*Directions for this task*: Reproduce every line of the data below word for word, with nothing changed.

* * * * * * *

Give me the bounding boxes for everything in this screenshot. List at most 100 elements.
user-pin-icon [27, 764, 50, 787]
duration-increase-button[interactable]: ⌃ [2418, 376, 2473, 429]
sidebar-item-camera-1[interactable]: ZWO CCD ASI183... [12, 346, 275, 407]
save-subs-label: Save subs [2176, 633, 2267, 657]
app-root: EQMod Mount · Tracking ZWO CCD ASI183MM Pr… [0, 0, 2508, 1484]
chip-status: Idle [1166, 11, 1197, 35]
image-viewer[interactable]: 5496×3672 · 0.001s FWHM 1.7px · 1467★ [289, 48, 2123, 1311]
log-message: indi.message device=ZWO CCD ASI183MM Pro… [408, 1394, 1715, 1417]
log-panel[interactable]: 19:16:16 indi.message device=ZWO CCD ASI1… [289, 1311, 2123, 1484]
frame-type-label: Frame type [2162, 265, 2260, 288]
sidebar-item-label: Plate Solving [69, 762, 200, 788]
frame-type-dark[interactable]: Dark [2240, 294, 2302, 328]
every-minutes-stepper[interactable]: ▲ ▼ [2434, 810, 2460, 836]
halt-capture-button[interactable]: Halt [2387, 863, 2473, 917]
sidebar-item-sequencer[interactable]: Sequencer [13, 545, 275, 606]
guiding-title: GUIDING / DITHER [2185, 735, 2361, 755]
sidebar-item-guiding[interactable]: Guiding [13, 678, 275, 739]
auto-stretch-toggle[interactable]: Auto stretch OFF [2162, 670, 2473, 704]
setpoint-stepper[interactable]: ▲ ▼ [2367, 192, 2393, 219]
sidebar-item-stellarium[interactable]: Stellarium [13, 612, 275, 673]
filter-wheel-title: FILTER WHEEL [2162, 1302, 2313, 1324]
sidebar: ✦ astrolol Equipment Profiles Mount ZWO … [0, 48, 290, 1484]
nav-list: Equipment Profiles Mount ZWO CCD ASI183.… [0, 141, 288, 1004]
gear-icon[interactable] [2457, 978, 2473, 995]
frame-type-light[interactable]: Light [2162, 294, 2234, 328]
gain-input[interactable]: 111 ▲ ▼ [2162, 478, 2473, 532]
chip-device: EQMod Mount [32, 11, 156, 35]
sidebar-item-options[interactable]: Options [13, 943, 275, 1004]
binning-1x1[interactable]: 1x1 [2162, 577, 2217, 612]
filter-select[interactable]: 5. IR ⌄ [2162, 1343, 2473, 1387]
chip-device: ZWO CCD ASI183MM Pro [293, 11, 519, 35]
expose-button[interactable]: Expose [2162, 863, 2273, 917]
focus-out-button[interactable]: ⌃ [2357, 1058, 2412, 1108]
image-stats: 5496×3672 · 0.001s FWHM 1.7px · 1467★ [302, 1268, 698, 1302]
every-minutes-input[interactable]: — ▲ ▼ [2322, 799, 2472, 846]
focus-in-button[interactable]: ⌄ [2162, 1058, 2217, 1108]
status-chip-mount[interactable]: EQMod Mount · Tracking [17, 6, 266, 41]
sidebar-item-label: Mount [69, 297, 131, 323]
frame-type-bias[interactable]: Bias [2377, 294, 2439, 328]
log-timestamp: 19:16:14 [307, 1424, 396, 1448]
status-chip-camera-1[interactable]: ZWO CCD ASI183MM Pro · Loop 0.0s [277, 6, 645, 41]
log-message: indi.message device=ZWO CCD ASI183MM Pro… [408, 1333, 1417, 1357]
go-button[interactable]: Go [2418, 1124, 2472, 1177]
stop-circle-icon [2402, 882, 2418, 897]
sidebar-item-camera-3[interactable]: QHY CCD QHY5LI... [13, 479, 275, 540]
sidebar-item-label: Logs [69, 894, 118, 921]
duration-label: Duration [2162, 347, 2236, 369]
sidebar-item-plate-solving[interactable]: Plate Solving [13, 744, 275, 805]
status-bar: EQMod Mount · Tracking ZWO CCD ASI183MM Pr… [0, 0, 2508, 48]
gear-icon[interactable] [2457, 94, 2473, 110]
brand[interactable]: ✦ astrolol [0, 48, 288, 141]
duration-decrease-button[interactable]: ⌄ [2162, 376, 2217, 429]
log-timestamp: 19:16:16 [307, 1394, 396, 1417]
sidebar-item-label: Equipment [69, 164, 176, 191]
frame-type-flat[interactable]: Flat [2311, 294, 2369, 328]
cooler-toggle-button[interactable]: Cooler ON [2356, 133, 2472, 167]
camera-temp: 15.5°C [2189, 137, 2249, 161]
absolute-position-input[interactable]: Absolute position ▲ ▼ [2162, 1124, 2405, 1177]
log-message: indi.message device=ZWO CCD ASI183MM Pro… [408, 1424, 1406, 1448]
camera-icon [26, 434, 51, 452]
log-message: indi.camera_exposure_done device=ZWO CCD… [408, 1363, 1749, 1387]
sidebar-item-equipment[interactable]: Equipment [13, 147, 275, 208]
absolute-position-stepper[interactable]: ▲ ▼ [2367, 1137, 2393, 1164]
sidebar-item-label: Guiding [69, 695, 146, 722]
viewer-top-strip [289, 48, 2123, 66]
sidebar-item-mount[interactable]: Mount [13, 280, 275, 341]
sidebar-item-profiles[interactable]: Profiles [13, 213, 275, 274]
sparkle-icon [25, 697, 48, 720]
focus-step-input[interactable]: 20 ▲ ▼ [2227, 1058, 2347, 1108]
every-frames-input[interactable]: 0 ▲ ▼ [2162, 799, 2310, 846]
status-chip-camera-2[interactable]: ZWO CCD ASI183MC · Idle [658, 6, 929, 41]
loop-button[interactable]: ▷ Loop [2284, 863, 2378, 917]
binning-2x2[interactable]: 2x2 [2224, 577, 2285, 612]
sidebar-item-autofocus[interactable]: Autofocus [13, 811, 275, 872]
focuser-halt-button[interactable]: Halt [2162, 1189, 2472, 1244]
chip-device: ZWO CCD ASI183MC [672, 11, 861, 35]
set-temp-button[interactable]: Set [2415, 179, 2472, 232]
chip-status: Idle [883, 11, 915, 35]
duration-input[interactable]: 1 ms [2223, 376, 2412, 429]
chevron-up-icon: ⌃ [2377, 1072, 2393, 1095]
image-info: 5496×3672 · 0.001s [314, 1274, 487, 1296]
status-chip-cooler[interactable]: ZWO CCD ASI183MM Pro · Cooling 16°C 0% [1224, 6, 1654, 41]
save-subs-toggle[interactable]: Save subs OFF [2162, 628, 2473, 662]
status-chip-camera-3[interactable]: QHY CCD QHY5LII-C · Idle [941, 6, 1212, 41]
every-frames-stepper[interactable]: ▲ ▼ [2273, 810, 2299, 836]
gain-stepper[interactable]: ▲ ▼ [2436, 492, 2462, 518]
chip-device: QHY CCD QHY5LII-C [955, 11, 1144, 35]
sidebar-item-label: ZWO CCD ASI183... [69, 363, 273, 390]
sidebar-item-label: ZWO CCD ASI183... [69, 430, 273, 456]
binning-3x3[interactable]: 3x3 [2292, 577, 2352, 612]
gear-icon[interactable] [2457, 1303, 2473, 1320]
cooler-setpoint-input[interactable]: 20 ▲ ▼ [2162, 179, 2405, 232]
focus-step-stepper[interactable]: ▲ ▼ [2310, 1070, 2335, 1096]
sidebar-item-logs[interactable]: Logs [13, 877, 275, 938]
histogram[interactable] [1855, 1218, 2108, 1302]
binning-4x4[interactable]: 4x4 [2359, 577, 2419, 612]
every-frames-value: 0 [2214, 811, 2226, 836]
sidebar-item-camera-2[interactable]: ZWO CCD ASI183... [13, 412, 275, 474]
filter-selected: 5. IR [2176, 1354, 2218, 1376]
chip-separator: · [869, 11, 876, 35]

* * * * * * *

*Result*:
Give me the bounding boxes for everything in this screenshot. List at most 100 elements.
user-pin-icon [27, 764, 50, 787]
duration-increase-button[interactable]: ⌃ [2418, 376, 2473, 429]
sidebar-item-camera-1[interactable]: ZWO CCD ASI183... [12, 346, 275, 407]
save-subs-label: Save subs [2176, 633, 2267, 657]
app-root: EQMod Mount · Tracking ZWO CCD ASI183MM Pr… [0, 0, 2508, 1484]
chip-status: Idle [1166, 11, 1197, 35]
image-viewer[interactable]: 5496×3672 · 0.001s FWHM 1.7px · 1467★ [289, 48, 2123, 1311]
log-message: indi.message device=ZWO CCD ASI183MM Pro… [408, 1394, 1715, 1417]
log-panel[interactable]: 19:16:16 indi.message device=ZWO CCD ASI1… [289, 1311, 2123, 1484]
frame-type-label: Frame type [2162, 265, 2260, 288]
sidebar-item-label: Plate Solving [69, 762, 200, 788]
frame-type-dark[interactable]: Dark [2240, 294, 2302, 328]
every-minutes-stepper[interactable]: ▲ ▼ [2434, 810, 2460, 836]
halt-capture-button[interactable]: Halt [2387, 863, 2473, 917]
sidebar-item-sequencer[interactable]: Sequencer [13, 545, 275, 606]
guiding-title: GUIDING / DITHER [2185, 735, 2361, 755]
sidebar-item-guiding[interactable]: Guiding [13, 678, 275, 739]
auto-stretch-toggle[interactable]: Auto stretch OFF [2162, 670, 2473, 704]
setpoint-stepper[interactable]: ▲ ▼ [2367, 192, 2393, 219]
sidebar-item-stellarium[interactable]: Stellarium [13, 612, 275, 673]
filter-wheel-title: FILTER WHEEL [2162, 1302, 2313, 1324]
sidebar: ✦ astrolol Equipment Profiles Mount ZWO … [0, 48, 290, 1484]
nav-list: Equipment Profiles Mount ZWO CCD ASI183.… [0, 141, 288, 1004]
gear-icon[interactable] [2457, 978, 2473, 995]
frame-type-light[interactable]: Light [2162, 294, 2234, 328]
gain-input[interactable]: 111 ▲ ▼ [2162, 478, 2473, 532]
chip-device: EQMod Mount [32, 11, 156, 35]
sidebar-item-options[interactable]: Options [13, 943, 275, 1004]
binning-1x1[interactable]: 1x1 [2162, 577, 2217, 612]
filter-select[interactable]: 5. IR ⌄ [2162, 1343, 2473, 1387]
chip-device: ZWO CCD ASI183MM Pro [293, 11, 519, 35]
expose-button[interactable]: Expose [2162, 863, 2273, 917]
focus-out-button[interactable]: ⌃ [2357, 1058, 2412, 1108]
image-stats: 5496×3672 · 0.001s FWHM 1.7px · 1467★ [302, 1268, 698, 1302]
every-minutes-input[interactable]: — ▲ ▼ [2322, 799, 2472, 846]
focus-in-button[interactable]: ⌄ [2162, 1058, 2217, 1108]
status-chip-mount[interactable]: EQMod Mount · Tracking [17, 6, 266, 41]
sidebar-item-label: Mount [69, 297, 131, 323]
frame-type-bias[interactable]: Bias [2377, 294, 2439, 328]
log-timestamp: 19:16:14 [307, 1424, 396, 1448]
status-chip-camera-1[interactable]: ZWO CCD ASI183MM Pro · Loop 0.0s [277, 6, 645, 41]
log-message: indi.message device=ZWO CCD ASI183MM Pro… [408, 1333, 1417, 1357]
go-button[interactable]: Go [2418, 1124, 2472, 1177]
stop-circle-icon [2402, 882, 2418, 897]
sidebar-item-camera-3[interactable]: QHY CCD QHY5LI... [13, 479, 275, 540]
sidebar-item-label: Logs [69, 894, 118, 921]
duration-label: Duration [2162, 347, 2236, 369]
sidebar-item-plate-solving[interactable]: Plate Solving [13, 744, 275, 805]
status-bar: EQMod Mount · Tracking ZWO CCD ASI183MM Pr… [0, 0, 2508, 48]
gear-icon[interactable] [2457, 94, 2473, 110]
brand[interactable]: ✦ astrolol [0, 48, 288, 141]
duration-decrease-button[interactable]: ⌄ [2162, 376, 2217, 429]
log-timestamp: 19:16:16 [307, 1394, 396, 1417]
sidebar-item-label: Equipment [69, 164, 176, 191]
frame-type-flat[interactable]: Flat [2311, 294, 2369, 328]
cooler-toggle-button[interactable]: Cooler ON [2356, 133, 2472, 167]
camera-temp: 15.5°C [2189, 137, 2249, 161]
absolute-position-input[interactable]: Absolute position ▲ ▼ [2162, 1124, 2405, 1177]
log-message: indi.message device=ZWO CCD ASI183MM Pro… [408, 1424, 1406, 1448]
camera-icon [26, 434, 51, 452]
log-message: indi.camera_exposure_done device=ZWO CCD… [408, 1363, 1749, 1387]
sidebar-item-equipment[interactable]: Equipment [13, 147, 275, 208]
absolute-position-stepper[interactable]: ▲ ▼ [2367, 1137, 2393, 1164]
sidebar-item-label: Guiding [69, 695, 146, 722]
viewer-top-strip [289, 48, 2123, 66]
sidebar-item-mount[interactable]: Mount [13, 280, 275, 341]
sidebar-item-profiles[interactable]: Profiles [13, 213, 275, 274]
sparkle-icon [25, 697, 48, 720]
focus-step-input[interactable]: 20 ▲ ▼ [2227, 1058, 2347, 1108]
every-frames-input[interactable]: 0 ▲ ▼ [2162, 799, 2310, 846]
status-chip-camera-2[interactable]: ZWO CCD ASI183MC · Idle [658, 6, 929, 41]
loop-button[interactable]: ▷ Loop [2284, 863, 2378, 917]
binning-2x2[interactable]: 2x2 [2224, 577, 2285, 612]
sidebar-item-autofocus[interactable]: Autofocus [13, 811, 275, 872]
focuser-halt-button[interactable]: Halt [2162, 1189, 2472, 1244]
chip-device: ZWO CCD ASI183MC [672, 11, 861, 35]
set-temp-button[interactable]: Set [2415, 179, 2472, 232]
chip-status: Idle [883, 11, 915, 35]
duration-input[interactable]: 1 ms [2223, 376, 2412, 429]
chevron-up-icon: ⌃ [2377, 1072, 2393, 1095]
image-info: 5496×3672 · 0.001s [314, 1274, 487, 1296]
status-chip-cooler[interactable]: ZWO CCD ASI183MM Pro · Cooling 16°C 0% [1224, 6, 1654, 41]
save-subs-toggle[interactable]: Save subs OFF [2162, 628, 2473, 662]
status-chip-camera-3[interactable]: QHY CCD QHY5LII-C · Idle [941, 6, 1212, 41]
every-frames-stepper[interactable]: ▲ ▼ [2273, 810, 2299, 836]
gain-stepper[interactable]: ▲ ▼ [2436, 492, 2462, 518]
chip-device: QHY CCD QHY5LII-C [955, 11, 1144, 35]
sidebar-item-label: ZWO CCD ASI183... [69, 363, 273, 390]
sidebar-item-label: ZWO CCD ASI183... [69, 430, 273, 456]
binning-3x3[interactable]: 3x3 [2292, 577, 2352, 612]
gear-icon[interactable] [2457, 1303, 2473, 1320]
cooler-setpoint-input[interactable]: 20 ▲ ▼ [2162, 179, 2405, 232]
focus-step-stepper[interactable]: ▲ ▼ [2310, 1070, 2335, 1096]
sidebar-item-logs[interactable]: Logs [13, 877, 275, 938]
histogram[interactable] [1855, 1218, 2108, 1302]
binning-4x4[interactable]: 4x4 [2359, 577, 2419, 612]
every-frames-value: 0 [2214, 811, 2226, 836]
sidebar-item-camera-2[interactable]: ZWO CCD ASI183... [13, 412, 275, 474]
filter-selected: 5. IR [2176, 1354, 2218, 1376]
chip-separator: · [869, 11, 876, 35]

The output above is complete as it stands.